- **STATED GOAL**
Starting at the beginning of the items and ending at the line that contains "Text: Contains public", rewrite those lines with "x-tick-label" replaced by "x-tick-text" throughout and everything else left unchanged.

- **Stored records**
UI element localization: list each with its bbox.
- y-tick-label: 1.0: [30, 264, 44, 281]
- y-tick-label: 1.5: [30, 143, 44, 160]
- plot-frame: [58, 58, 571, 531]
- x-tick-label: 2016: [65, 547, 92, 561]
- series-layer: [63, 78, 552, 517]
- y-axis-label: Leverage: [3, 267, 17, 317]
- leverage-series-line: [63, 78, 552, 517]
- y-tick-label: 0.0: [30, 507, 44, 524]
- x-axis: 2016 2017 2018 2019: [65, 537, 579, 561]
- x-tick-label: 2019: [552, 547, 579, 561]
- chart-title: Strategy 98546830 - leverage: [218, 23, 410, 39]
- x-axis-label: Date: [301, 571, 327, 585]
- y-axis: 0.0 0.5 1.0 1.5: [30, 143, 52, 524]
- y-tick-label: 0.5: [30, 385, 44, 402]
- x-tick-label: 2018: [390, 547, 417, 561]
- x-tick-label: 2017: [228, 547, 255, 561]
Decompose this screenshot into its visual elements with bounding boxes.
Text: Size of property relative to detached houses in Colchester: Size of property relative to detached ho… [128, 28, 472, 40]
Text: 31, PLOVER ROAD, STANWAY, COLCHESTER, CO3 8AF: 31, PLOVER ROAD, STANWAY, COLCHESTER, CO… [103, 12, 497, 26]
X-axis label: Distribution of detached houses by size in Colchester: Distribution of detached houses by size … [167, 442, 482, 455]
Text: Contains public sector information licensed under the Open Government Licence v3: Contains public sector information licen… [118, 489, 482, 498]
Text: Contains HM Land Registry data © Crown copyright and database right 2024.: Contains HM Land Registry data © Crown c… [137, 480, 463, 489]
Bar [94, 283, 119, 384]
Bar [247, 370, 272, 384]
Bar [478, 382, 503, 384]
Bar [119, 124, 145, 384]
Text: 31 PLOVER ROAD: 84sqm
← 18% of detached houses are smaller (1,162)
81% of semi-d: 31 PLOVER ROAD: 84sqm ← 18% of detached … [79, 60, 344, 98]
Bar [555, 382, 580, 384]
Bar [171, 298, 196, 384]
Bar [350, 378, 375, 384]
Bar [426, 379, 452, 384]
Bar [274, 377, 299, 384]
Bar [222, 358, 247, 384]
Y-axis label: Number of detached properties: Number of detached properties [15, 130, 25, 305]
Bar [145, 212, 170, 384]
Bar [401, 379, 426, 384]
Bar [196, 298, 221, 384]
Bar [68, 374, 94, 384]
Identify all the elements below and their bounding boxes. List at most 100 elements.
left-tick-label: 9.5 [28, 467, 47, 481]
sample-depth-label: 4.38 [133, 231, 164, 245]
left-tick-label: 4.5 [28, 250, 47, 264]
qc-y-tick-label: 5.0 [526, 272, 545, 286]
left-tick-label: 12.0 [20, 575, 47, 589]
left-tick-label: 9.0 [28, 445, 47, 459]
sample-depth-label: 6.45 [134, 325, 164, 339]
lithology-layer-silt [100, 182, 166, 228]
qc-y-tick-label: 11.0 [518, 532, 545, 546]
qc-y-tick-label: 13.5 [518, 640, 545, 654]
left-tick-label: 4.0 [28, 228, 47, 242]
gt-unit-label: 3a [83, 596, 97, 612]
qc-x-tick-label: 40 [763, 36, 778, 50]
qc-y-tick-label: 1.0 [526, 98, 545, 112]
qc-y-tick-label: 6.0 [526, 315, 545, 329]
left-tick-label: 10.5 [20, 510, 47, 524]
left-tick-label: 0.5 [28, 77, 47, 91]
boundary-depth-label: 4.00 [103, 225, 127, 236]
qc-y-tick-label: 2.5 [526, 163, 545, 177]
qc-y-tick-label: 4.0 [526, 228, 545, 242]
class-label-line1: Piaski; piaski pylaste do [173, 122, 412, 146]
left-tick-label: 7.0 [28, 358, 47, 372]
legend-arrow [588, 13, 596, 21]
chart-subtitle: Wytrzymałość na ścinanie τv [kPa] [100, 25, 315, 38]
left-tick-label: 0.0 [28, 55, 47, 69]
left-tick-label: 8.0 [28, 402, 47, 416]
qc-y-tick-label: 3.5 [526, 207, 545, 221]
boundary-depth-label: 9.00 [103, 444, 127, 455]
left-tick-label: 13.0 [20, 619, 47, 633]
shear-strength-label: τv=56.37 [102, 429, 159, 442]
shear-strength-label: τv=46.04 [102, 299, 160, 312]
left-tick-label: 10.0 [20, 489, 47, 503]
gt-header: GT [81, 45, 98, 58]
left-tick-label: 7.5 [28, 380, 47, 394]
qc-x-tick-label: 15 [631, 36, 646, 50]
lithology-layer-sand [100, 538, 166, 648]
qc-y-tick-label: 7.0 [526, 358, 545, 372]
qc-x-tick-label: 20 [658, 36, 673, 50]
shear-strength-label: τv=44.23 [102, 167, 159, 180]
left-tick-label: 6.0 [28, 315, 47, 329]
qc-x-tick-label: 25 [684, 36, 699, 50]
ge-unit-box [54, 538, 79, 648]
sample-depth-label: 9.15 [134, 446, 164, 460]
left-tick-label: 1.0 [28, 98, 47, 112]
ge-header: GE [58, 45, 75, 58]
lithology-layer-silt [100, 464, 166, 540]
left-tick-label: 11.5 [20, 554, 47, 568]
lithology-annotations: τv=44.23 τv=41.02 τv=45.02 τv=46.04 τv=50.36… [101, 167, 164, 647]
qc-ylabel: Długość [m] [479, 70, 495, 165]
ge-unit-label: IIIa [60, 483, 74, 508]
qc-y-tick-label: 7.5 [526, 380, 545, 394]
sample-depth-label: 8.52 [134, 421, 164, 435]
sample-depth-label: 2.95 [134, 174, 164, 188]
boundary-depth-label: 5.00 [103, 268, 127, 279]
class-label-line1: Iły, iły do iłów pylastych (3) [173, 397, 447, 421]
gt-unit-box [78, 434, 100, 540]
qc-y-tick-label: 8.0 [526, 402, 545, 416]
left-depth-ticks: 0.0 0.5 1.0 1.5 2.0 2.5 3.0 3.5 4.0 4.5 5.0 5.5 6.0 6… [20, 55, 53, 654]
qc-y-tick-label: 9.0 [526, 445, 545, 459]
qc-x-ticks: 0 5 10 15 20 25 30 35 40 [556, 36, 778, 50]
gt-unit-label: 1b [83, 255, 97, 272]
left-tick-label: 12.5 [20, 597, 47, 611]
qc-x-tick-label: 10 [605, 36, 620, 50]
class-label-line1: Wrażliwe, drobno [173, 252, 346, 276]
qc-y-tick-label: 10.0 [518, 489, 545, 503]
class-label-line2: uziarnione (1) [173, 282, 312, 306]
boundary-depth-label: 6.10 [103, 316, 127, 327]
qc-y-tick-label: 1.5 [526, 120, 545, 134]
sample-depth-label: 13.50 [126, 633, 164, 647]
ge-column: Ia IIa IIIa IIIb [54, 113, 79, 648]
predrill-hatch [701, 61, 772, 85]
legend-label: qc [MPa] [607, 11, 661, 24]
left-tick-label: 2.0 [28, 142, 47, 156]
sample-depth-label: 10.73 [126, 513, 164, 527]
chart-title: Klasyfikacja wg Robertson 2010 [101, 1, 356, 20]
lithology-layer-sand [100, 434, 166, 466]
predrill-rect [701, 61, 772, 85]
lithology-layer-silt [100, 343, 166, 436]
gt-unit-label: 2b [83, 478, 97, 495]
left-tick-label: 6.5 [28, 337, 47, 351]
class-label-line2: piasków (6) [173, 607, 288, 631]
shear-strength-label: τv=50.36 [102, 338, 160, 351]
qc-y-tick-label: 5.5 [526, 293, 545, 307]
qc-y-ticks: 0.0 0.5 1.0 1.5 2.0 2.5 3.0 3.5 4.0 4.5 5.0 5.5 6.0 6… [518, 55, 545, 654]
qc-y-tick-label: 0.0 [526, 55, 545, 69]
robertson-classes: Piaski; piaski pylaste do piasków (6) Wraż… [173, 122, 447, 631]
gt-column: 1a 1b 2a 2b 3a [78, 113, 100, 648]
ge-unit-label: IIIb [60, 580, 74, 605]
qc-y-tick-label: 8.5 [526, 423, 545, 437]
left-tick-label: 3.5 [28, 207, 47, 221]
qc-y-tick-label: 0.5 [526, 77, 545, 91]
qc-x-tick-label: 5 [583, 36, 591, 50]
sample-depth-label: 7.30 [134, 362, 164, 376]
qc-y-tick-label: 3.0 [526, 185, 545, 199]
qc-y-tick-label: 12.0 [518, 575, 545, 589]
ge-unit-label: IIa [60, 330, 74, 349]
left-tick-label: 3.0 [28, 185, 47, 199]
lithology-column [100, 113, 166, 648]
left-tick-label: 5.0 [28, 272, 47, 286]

- **PROBLEM SOLUTION**
UI element localization: list each with its bbox.
- y-tick-label: 1.0: [30, 264, 44, 281]
- y-tick-label: 1.5: [30, 143, 44, 160]
- plot-frame: [58, 58, 571, 531]
- x-tick-text: 2016: [65, 547, 92, 561]
- series-layer: [63, 78, 552, 517]
- y-axis-label: Leverage: [3, 267, 17, 317]
- leverage-series-line: [63, 78, 552, 517]
- y-tick-label: 0.0: [30, 507, 44, 524]
- x-axis: 2016 2017 2018 2019: [65, 537, 579, 561]
- x-tick-text: 2019: [552, 547, 579, 561]
- chart-title: Strategy 98546830 - leverage: [218, 23, 410, 39]
- x-axis-label: Date: [301, 571, 327, 585]
- y-axis: 0.0 0.5 1.0 1.5: [30, 143, 52, 524]
- y-tick-label: 0.5: [30, 385, 44, 402]
- x-tick-text: 2018: [390, 547, 417, 561]
- x-tick-text: 2017: [228, 547, 255, 561]
Decompose this screenshot into its visual elements with bounding boxes.
Text: Size of property relative to detached houses in Colchester: Size of property relative to detached ho… [128, 28, 472, 40]
Text: 31, PLOVER ROAD, STANWAY, COLCHESTER, CO3 8AF: 31, PLOVER ROAD, STANWAY, COLCHESTER, CO… [103, 12, 497, 26]
X-axis label: Distribution of detached houses by size in Colchester: Distribution of detached houses by size … [167, 442, 482, 455]
Text: Contains public sector information licensed under the Open Government Licence v3: Contains public sector information licen… [118, 489, 482, 498]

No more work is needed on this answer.